• [Stored records]:
□ □ □ □ □ □ □

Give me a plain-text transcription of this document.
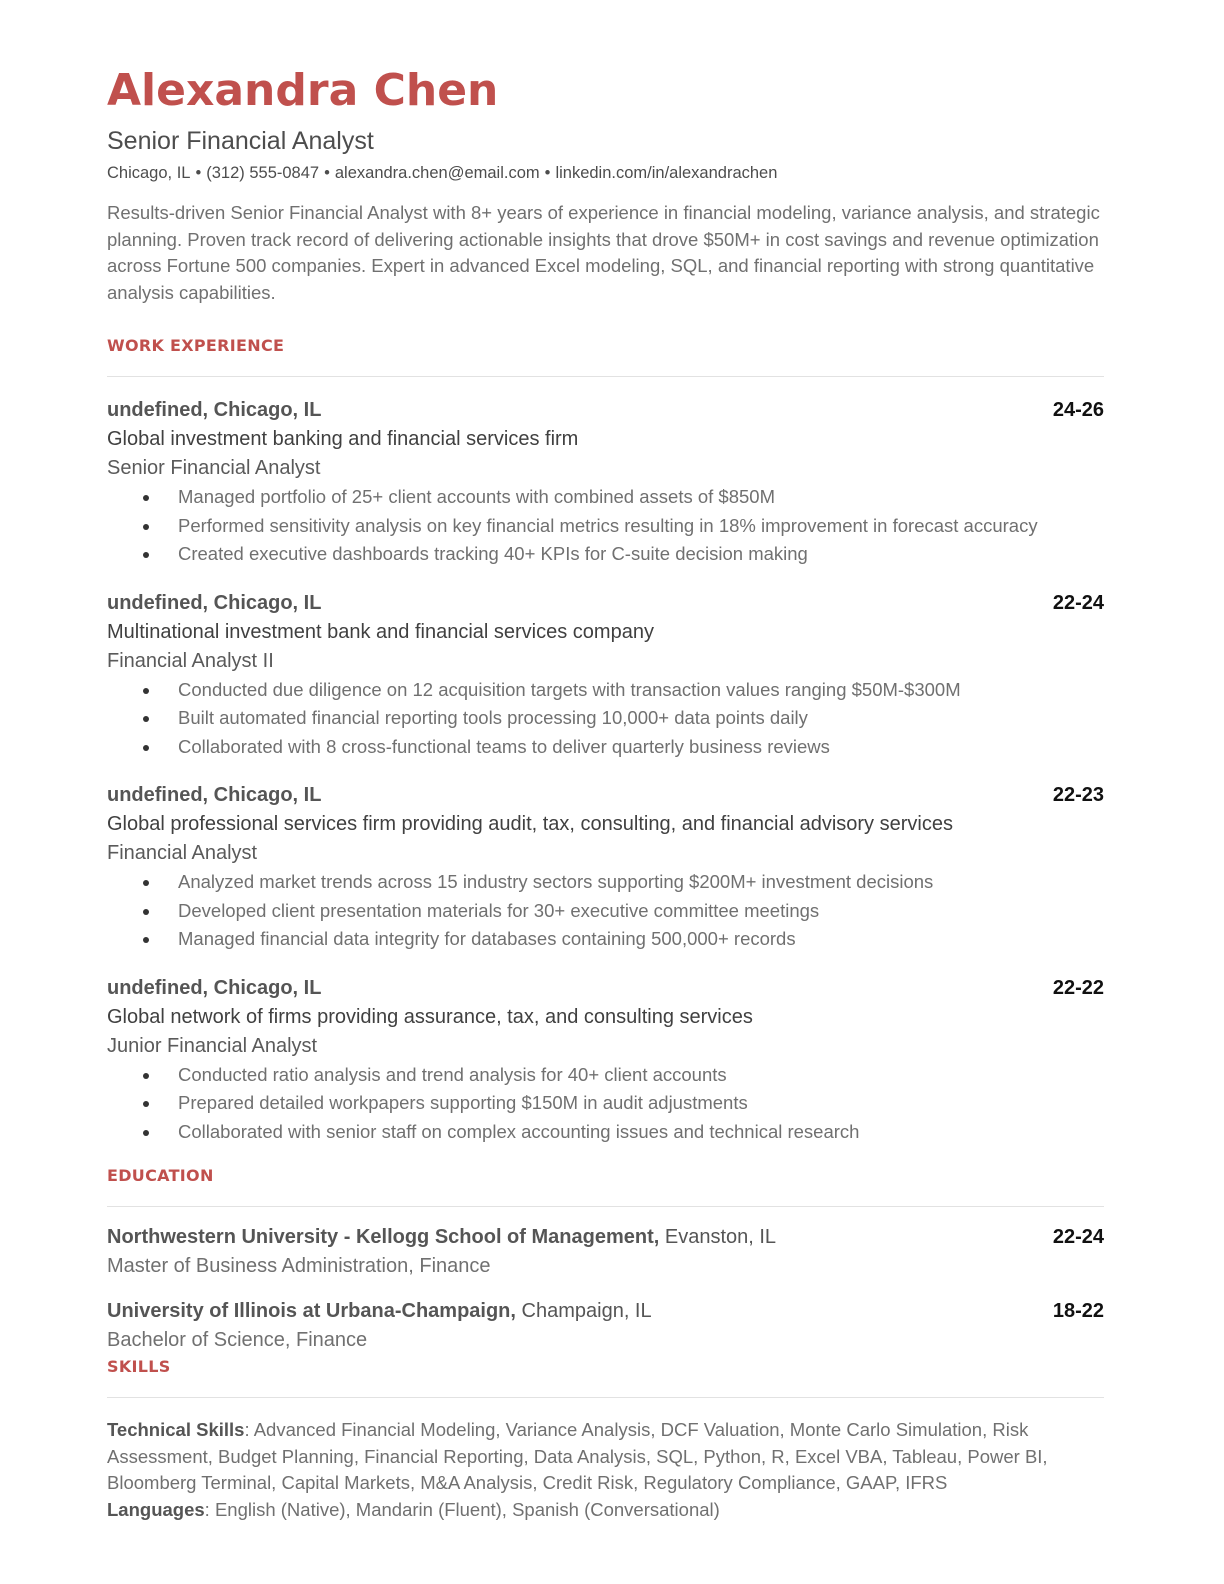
Alexandra Chen
Senior Financial Analyst
Chicago, IL • (312) 555-0847 • alexandra.chen@email.com • linkedin.com/in/alexandrachen
Results-driven Senior Financial Analyst with 8+ years of experience in financial modeling, variance analysis, and strategic planning. Proven track record of delivering actionable insights that drove $50M+ in cost savings and revenue optimization across Fortune 500 companies. Expert in advanced Excel modeling, SQL, and financial reporting with strong quantitative analysis capabilities.
WORK EXPERIENCE
undefined, Chicago, IL	24-26
Global investment banking and financial services firm
Senior Financial Analyst
Managed portfolio of 25+ client accounts with combined assets of $850M
Performed sensitivity analysis on key financial metrics resulting in 18% improvement in forecast accuracy
Created executive dashboards tracking 40+ KPIs for C-suite decision making
undefined, Chicago, IL	22-24
Multinational investment bank and financial services company
Financial Analyst II
Conducted due diligence on 12 acquisition targets with transaction values ranging $50M-$300M
Built automated financial reporting tools processing 10,000+ data points daily
Collaborated with 8 cross-functional teams to deliver quarterly business reviews
undefined, Chicago, IL	22-23
Global professional services firm providing audit, tax, consulting, and financial advisory services
Financial Analyst
Analyzed market trends across 15 industry sectors supporting $200M+ investment decisions
Developed client presentation materials for 30+ executive committee meetings
Managed financial data integrity for databases containing 500,000+ records
undefined, Chicago, IL	22-22
Global network of firms providing assurance, tax, and consulting services
Junior Financial Analyst
Conducted ratio analysis and trend analysis for 40+ client accounts
Prepared detailed workpapers supporting $150M in audit adjustments
Collaborated with senior staff on complex accounting issues and technical research
EDUCATION
Northwestern University - Kellogg School of Management, Evanston, IL	22-24
Master of Business Administration, Finance
University of Illinois at Urbana-Champaign, Champaign, IL	18-22
Bachelor of Science, Finance
SKILLS
Technical Skills: Advanced Financial Modeling, Variance Analysis, DCF Valuation, Monte Carlo Simulation, Risk Assessment, Budget Planning, Financial Reporting, Data Analysis, SQL, Python, R, Excel VBA, Tableau, Power BI, Bloomberg Terminal, Capital Markets, M&A Analysis, Credit Risk, Regulatory Compliance, GAAP, IFRS
Languages: English (Native), Mandarin (Fluent), Spanish (Conversational)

□ □ □ □ □ □ □

• [Stated goal]:
Every entry above should be duplicated exactly. Do not include the images.

• [Result of the task]:
Give me a plain-text transcription of this document.
Alexandra Chen
Senior Financial Analyst
Chicago, IL • (312) 555-0847 • alexandra.chen@email.com • linkedin.com/in/alexandrachen
Results-driven Senior Financial Analyst with 8+ years of experience in financial modeling, variance analysis, and strategic planning. Proven track record of delivering actionable insights that drove $50M+ in cost savings and revenue optimization across Fortune 500 companies. Expert in advanced Excel modeling, SQL, and financial reporting with strong quantitative analysis capabilities.
WORK EXPERIENCE
undefined, Chicago, IL	24-26
Global investment banking and financial services firm
Senior Financial Analyst
Managed portfolio of 25+ client accounts with combined assets of $850M
Performed sensitivity analysis on key financial metrics resulting in 18% improvement in forecast accuracy
Created executive dashboards tracking 40+ KPIs for C-suite decision making
undefined, Chicago, IL	22-24
Multinational investment bank and financial services company
Financial Analyst II
Conducted due diligence on 12 acquisition targets with transaction values ranging $50M-$300M
Built automated financial reporting tools processing 10,000+ data points daily
Collaborated with 8 cross-functional teams to deliver quarterly business reviews
undefined, Chicago, IL	22-23
Global professional services firm providing audit, tax, consulting, and financial advisory services
Financial Analyst
Analyzed market trends across 15 industry sectors supporting $200M+ investment decisions
Developed client presentation materials for 30+ executive committee meetings
Managed financial data integrity for databases containing 500,000+ records
undefined, Chicago, IL	22-22
Global network of firms providing assurance, tax, and consulting services
Junior Financial Analyst
Conducted ratio analysis and trend analysis for 40+ client accounts
Prepared detailed workpapers supporting $150M in audit adjustments
Collaborated with senior staff on complex accounting issues and technical research
EDUCATION
Northwestern University - Kellogg School of Management, Evanston, IL	22-24
Master of Business Administration, Finance
University of Illinois at Urbana-Champaign, Champaign, IL	18-22
Bachelor of Science, Finance
SKILLS
Technical Skills: Advanced Financial Modeling, Variance Analysis, DCF Valuation, Monte Carlo Simulation, Risk Assessment, Budget Planning, Financial Reporting, Data Analysis, SQL, Python, R, Excel VBA, Tableau, Power BI, Bloomberg Terminal, Capital Markets, M&A Analysis, Credit Risk, Regulatory Compliance, GAAP, IFRS
Languages: English (Native), Mandarin (Fluent), Spanish (Conversational)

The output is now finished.